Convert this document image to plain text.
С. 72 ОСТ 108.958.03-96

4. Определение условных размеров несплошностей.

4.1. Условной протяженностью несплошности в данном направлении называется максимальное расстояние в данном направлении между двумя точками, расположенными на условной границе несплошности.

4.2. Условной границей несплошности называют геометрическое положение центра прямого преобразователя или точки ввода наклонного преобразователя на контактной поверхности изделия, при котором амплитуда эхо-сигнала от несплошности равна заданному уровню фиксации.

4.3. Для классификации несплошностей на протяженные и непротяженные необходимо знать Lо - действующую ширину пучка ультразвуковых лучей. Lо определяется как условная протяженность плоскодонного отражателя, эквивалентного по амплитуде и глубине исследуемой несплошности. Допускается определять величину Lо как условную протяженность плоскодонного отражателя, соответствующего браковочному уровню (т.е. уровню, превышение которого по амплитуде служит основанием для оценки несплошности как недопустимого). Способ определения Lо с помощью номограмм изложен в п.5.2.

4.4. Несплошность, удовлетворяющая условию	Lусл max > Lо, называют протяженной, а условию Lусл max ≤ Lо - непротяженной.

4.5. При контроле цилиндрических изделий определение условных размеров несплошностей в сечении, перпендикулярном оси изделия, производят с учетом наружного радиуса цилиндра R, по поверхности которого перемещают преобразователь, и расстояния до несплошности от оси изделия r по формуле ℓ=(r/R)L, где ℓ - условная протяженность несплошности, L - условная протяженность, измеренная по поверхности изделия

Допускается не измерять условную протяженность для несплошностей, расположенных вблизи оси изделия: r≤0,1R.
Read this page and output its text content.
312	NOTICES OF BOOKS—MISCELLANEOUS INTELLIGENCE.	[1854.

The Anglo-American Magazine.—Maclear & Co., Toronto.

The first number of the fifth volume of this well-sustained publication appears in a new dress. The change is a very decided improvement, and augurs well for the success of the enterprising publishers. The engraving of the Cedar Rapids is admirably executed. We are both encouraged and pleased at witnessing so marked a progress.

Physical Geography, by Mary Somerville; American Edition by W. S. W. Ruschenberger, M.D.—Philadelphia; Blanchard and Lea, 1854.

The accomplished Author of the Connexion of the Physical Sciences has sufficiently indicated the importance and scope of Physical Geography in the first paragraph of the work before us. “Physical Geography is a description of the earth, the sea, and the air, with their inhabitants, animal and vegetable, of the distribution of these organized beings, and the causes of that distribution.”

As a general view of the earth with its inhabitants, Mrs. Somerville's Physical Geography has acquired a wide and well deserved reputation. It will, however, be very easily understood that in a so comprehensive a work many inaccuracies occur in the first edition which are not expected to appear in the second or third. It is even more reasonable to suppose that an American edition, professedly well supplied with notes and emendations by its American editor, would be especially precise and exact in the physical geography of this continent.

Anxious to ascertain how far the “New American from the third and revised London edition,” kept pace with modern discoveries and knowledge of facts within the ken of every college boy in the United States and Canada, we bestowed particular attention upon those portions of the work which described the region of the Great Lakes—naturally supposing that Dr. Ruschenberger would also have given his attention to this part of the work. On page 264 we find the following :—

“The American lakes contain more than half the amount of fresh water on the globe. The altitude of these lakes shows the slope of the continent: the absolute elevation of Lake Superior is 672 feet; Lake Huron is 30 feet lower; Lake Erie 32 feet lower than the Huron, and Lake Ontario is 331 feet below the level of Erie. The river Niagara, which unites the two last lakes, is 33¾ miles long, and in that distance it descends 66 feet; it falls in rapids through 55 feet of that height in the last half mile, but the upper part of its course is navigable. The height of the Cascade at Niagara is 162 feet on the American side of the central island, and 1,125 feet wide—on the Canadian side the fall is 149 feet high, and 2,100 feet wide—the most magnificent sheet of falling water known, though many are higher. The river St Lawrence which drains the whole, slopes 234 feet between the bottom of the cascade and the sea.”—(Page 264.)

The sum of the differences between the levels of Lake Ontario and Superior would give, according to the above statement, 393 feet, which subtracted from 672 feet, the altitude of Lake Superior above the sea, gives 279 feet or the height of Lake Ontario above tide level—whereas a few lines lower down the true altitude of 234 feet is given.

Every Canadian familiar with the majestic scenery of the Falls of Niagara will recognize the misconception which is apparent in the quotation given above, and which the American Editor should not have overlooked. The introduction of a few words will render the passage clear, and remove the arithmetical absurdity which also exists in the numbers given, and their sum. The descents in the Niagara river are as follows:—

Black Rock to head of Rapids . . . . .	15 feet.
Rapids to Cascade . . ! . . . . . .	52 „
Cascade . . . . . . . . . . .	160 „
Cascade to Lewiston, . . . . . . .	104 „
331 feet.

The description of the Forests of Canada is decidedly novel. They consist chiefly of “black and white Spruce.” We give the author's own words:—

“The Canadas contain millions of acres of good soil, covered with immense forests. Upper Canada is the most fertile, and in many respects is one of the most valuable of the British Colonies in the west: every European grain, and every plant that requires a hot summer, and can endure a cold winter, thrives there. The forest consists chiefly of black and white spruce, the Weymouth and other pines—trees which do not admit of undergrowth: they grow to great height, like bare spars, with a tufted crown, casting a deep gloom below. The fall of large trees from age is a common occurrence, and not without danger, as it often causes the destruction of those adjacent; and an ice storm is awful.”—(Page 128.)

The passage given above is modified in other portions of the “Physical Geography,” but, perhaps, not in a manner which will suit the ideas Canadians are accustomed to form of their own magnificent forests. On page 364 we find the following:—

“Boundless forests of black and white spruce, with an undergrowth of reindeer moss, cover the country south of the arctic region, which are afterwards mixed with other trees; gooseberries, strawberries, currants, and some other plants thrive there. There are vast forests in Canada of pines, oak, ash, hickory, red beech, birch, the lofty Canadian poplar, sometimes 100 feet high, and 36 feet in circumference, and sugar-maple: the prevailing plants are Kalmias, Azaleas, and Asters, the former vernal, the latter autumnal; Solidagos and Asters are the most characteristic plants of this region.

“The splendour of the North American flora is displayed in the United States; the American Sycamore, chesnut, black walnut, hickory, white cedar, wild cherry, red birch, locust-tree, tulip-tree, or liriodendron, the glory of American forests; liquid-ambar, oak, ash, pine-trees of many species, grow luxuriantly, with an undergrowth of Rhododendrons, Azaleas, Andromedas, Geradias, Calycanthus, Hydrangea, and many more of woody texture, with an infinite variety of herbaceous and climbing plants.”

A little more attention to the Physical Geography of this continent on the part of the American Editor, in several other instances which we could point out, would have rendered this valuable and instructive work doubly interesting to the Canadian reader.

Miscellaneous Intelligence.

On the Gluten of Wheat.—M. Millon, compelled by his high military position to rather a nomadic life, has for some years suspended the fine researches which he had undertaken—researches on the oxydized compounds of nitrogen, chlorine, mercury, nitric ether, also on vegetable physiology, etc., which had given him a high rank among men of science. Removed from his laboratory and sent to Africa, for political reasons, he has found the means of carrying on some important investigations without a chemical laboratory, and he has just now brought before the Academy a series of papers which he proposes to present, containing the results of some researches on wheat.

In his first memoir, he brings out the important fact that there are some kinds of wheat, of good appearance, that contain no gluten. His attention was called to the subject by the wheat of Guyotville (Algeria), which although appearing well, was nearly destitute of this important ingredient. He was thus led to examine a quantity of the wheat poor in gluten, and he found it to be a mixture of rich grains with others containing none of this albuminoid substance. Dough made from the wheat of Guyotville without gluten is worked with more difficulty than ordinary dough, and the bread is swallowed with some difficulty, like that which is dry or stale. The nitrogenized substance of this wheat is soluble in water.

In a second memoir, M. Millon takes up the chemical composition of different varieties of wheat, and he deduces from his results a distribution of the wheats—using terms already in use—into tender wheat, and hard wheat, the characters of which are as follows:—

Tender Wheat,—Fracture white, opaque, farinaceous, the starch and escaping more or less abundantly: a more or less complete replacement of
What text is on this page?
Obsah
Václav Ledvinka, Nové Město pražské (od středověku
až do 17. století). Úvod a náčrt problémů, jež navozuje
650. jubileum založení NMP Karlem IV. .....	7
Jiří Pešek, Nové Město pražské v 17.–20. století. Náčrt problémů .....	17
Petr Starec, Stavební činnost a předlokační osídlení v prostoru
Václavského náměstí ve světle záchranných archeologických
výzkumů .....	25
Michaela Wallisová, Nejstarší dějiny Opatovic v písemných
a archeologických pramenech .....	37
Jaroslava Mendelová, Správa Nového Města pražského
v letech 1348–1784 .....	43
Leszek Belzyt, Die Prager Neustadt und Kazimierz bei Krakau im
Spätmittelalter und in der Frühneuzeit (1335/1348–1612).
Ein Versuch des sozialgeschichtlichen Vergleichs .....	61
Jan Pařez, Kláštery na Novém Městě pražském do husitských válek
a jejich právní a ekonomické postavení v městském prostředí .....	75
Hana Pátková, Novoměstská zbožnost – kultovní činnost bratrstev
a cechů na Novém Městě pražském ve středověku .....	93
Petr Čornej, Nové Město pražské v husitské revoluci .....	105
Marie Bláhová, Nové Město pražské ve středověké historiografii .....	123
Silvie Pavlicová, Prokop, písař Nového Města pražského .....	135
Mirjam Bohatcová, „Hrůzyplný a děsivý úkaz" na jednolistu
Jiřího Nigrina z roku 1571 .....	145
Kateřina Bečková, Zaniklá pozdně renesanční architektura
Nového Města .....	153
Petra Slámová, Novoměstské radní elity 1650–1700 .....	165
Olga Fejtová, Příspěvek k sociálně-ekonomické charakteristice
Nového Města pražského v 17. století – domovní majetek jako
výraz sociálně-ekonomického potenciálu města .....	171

=======

Count how many lines of the data include the word "которого". Your reply should be that number alone.

# Result for this task:
2